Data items
□ □ □ □
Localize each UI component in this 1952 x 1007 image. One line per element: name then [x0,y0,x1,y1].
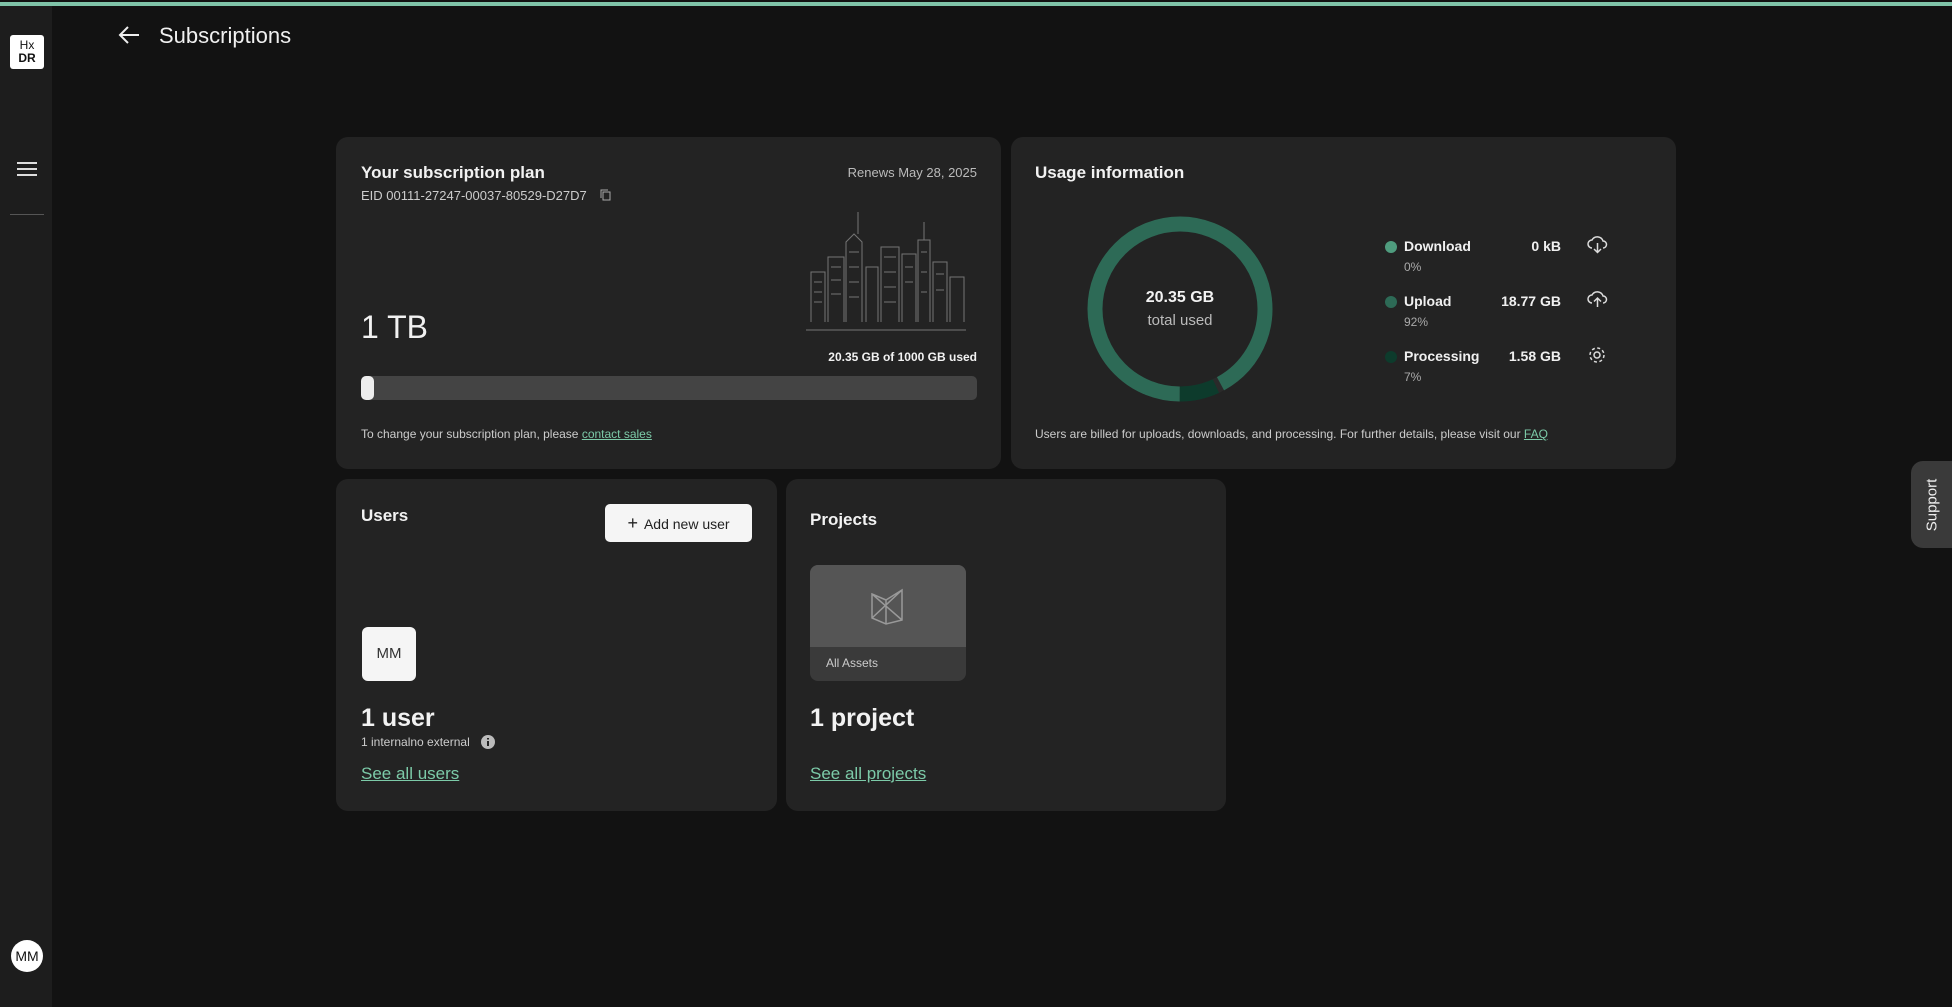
plan-card: Your subscription plan EID 00111-27247-0… [336,137,1001,469]
legend-icon [1589,347,1605,363]
progress-fill [361,376,374,400]
legend-percent: 7% [1404,370,1422,384]
support-label: Support [1923,478,1941,532]
usage-note: Users are billed for uploads, downloads,… [1035,427,1548,441]
eid: EID 00111-27247-00037-80529-D27D7 [361,188,612,203]
logo-top: Hx [19,38,35,52]
plan-note-text: To change your subscription plan, please [361,427,582,441]
projects-card: Projects All Assets 1 project See all pr… [786,479,1226,811]
sidebar: Hx DR MM [0,6,52,1007]
users-card: Users + Add new user MM 1 user 1 internal… [336,479,777,811]
city-illustration [806,212,966,331]
donut-label: total used [1147,312,1212,329]
plus-icon: + [627,513,638,533]
legend-row: Processing 1.58 GB 7% [1381,345,1611,395]
donut-total: 20.35 GB [1146,289,1214,306]
legend-row: Upload 18.77 GB 92% [1381,290,1611,340]
legend-amount: 1.58 GB [1508,348,1561,364]
see-all-users[interactable]: See all users [361,764,460,783]
assets-icon [871,588,903,625]
see-all-projects[interactable]: See all projects [810,764,927,783]
legend-icon [1587,291,1608,307]
legend-amount: 0 kB [1531,238,1561,254]
usage-text: 20.35 GB of 1000 GB used [828,350,977,364]
usage-card: Usage information 20.35 GB total used Do… [1011,137,1676,469]
legend-amount: 18.77 GB [1501,293,1561,309]
back-arrow[interactable] [117,24,141,46]
user-detail-text: 1 internalno external [361,735,470,749]
capacity: 1 TB [361,309,428,345]
add-user-button[interactable]: + Add new user [605,504,752,542]
donut-segment [1087,216,1273,402]
usage-note-text: Users are billed for uploads, downloads,… [1035,427,1524,441]
legend-row: Download 0 kB 0% [1381,235,1611,285]
menu-icon[interactable] [16,160,38,178]
usage-title: Usage information [1035,163,1185,182]
user-detail: 1 internalno external [361,735,496,749]
usage-donut: 20.35 GB total used [1087,216,1273,402]
users-title: Users [361,506,409,525]
add-user-label: Add new user [643,516,730,532]
plan-note: To change your subscription plan, please… [361,427,652,441]
info-icon[interactable] [481,735,496,749]
avatar[interactable]: MM [11,940,43,972]
contact-sales-link[interactable]: contact sales [581,427,652,441]
usage-legend: Download 0 kB 0% Upload 18.77 GB 92% Processin… [1381,235,1611,385]
eid-text: EID 00111-27247-00037-80529-D27D7 [361,188,587,203]
top-accent [0,2,1952,6]
donut-segment [1087,216,1273,402]
legend-name: Processing [1404,348,1480,364]
legend-dot [1385,241,1397,253]
logo-bottom: DR [18,51,36,65]
legend-percent: 0% [1404,260,1422,274]
project-count: 1 project [810,704,915,732]
user-avatar: MM [362,627,416,681]
thumbnail-label: All Assets [826,656,879,670]
progress-track [361,376,977,400]
copy-icon[interactable] [600,189,612,201]
user-count: 1 user [361,704,435,732]
logo[interactable]: Hx DR [10,35,44,69]
thumbnail-top [810,565,966,647]
legend-name: Upload [1404,293,1452,309]
divider [10,214,44,215]
project-thumbnail[interactable]: All Assets [810,565,966,681]
legend-icon [1587,236,1608,254]
support-tab[interactable]: Support [1911,461,1952,548]
legend-percent: 92% [1404,315,1429,329]
faq-link[interactable]: FAQ [1523,427,1548,441]
renews: Renews May 28, 2025 [847,165,977,180]
projects-title: Projects [810,510,878,529]
legend-name: Download [1404,238,1471,254]
legend-dot [1385,351,1397,363]
plan-title: Your subscription plan [361,163,545,182]
page-title: Subscriptions [159,23,292,48]
legend-dot [1385,296,1397,308]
□ □ □ □
Copy the rows word for word, from the line with "plan-card: Your subscription" to the line with "legend-icon [1587,291,1608,307]", including both of those lines.

plan-card: Your subscription plan EID 00111-27247-0… [336,137,1001,469]
legend-icon [1589,347,1605,363]
progress-fill [361,376,374,400]
legend-percent: 7% [1404,370,1422,384]
support-label: Support [1923,478,1941,532]
usage-note: Users are billed for uploads, downloads,… [1035,427,1548,441]
eid: EID 00111-27247-00037-80529-D27D7 [361,188,612,203]
logo-top: Hx [19,38,35,52]
plan-note-text: To change your subscription plan, please [361,427,582,441]
projects-card: Projects All Assets 1 project See all pr… [786,479,1226,811]
sidebar: Hx DR MM [0,6,52,1007]
users-card: Users + Add new user MM 1 user 1 internal… [336,479,777,811]
city-illustration [806,212,966,331]
donut-label: total used [1147,312,1212,329]
plus-icon: + [627,513,638,533]
legend-row: Processing 1.58 GB 7% [1381,345,1611,395]
donut-total: 20.35 GB [1146,289,1214,306]
legend-row: Upload 18.77 GB 92% [1381,290,1611,340]
legend-amount: 1.58 GB [1508,348,1561,364]
see-all-users[interactable]: See all users [361,764,460,783]
assets-icon [871,588,903,625]
see-all-projects[interactable]: See all projects [810,764,927,783]
legend-icon [1587,291,1608,307]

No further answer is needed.